» Given exercise: Your copy of the material below should match it exactly, except that it holds no pictures.

» Figure dataset records:
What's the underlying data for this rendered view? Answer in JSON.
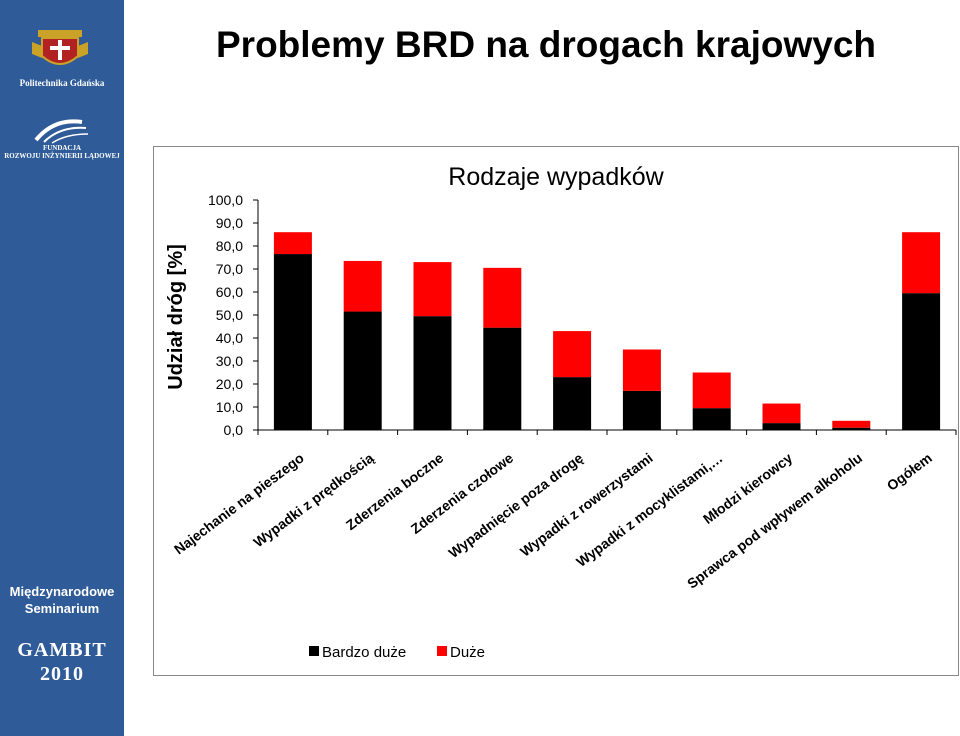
{
  "slide": {
    "title": "Problemy BRD na drogach krajowych"
  },
  "sidebar": {
    "university": "Politechnika Gdańska",
    "foundation_line1": "FUNDACJA",
    "foundation_line2": "ROZWOJU INŻYNIERII LĄDOWEJ",
    "seminar_line1": "Międzynarodowe",
    "seminar_line2": "Seminarium",
    "event": "GAMBIT",
    "year": "2010",
    "color": "#2f5b98"
  },
  "chart_data": {
    "type": "bar",
    "stacked": true,
    "title": "Rodzaje wypadków",
    "ylabel": "Udział dróg [%]",
    "xlabel": "",
    "ylim": [
      0,
      100
    ],
    "yticks": [
      "0,0",
      "10,0",
      "20,0",
      "30,0",
      "40,0",
      "50,0",
      "60,0",
      "70,0",
      "80,0",
      "90,0",
      "100,0"
    ],
    "categories": [
      "Najechanie na pieszego",
      "Wypadki z prędkością",
      "Zderzenia boczne",
      "Zderzenia czołowe",
      "Wypadnięcie poza drogę",
      "Wypadki z rowerzystami",
      "Wypadki z mocyklistami,…",
      "Młodzi kierowcy",
      "Sprawca pod wpływem alkoholu",
      "Ogółem"
    ],
    "series": [
      {
        "name": "Bardzo duże",
        "color": "#000000",
        "values": [
          76.5,
          51.5,
          49.5,
          44.5,
          23,
          17,
          9.5,
          3,
          1,
          59.5
        ]
      },
      {
        "name": "Duże",
        "color": "#ff0000",
        "values": [
          9.5,
          22,
          23.5,
          26,
          20,
          18,
          15.5,
          8.5,
          3,
          26.5
        ]
      }
    ],
    "grid": false,
    "legend": "bottom"
  }
}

» Answer:
What's the underlying data for this rendered view? Answer in JSON.
{
  "slide": {
    "title": "Problemy BRD na drogach krajowych"
  },
  "sidebar": {
    "university": "Politechnika Gdańska",
    "foundation_line1": "FUNDACJA",
    "foundation_line2": "ROZWOJU INŻYNIERII LĄDOWEJ",
    "seminar_line1": "Międzynarodowe",
    "seminar_line2": "Seminarium",
    "event": "GAMBIT",
    "year": "2010",
    "color": "#2f5b98"
  },
  "chart_data": {
    "type": "bar",
    "stacked": true,
    "title": "Rodzaje wypadków",
    "ylabel": "Udział dróg [%]",
    "xlabel": "",
    "ylim": [
      0,
      100
    ],
    "yticks": [
      "0,0",
      "10,0",
      "20,0",
      "30,0",
      "40,0",
      "50,0",
      "60,0",
      "70,0",
      "80,0",
      "90,0",
      "100,0"
    ],
    "categories": [
      "Najechanie na pieszego",
      "Wypadki z prędkością",
      "Zderzenia boczne",
      "Zderzenia czołowe",
      "Wypadnięcie poza drogę",
      "Wypadki z rowerzystami",
      "Wypadki z mocyklistami,…",
      "Młodzi kierowcy",
      "Sprawca pod wpływem alkoholu",
      "Ogółem"
    ],
    "series": [
      {
        "name": "Bardzo duże",
        "color": "#000000",
        "values": [
          76.5,
          51.5,
          49.5,
          44.5,
          23,
          17,
          9.5,
          3,
          1,
          59.5
        ]
      },
      {
        "name": "Duże",
        "color": "#ff0000",
        "values": [
          9.5,
          22,
          23.5,
          26,
          20,
          18,
          15.5,
          8.5,
          3,
          26.5
        ]
      }
    ],
    "grid": false,
    "legend": "bottom"
  }
}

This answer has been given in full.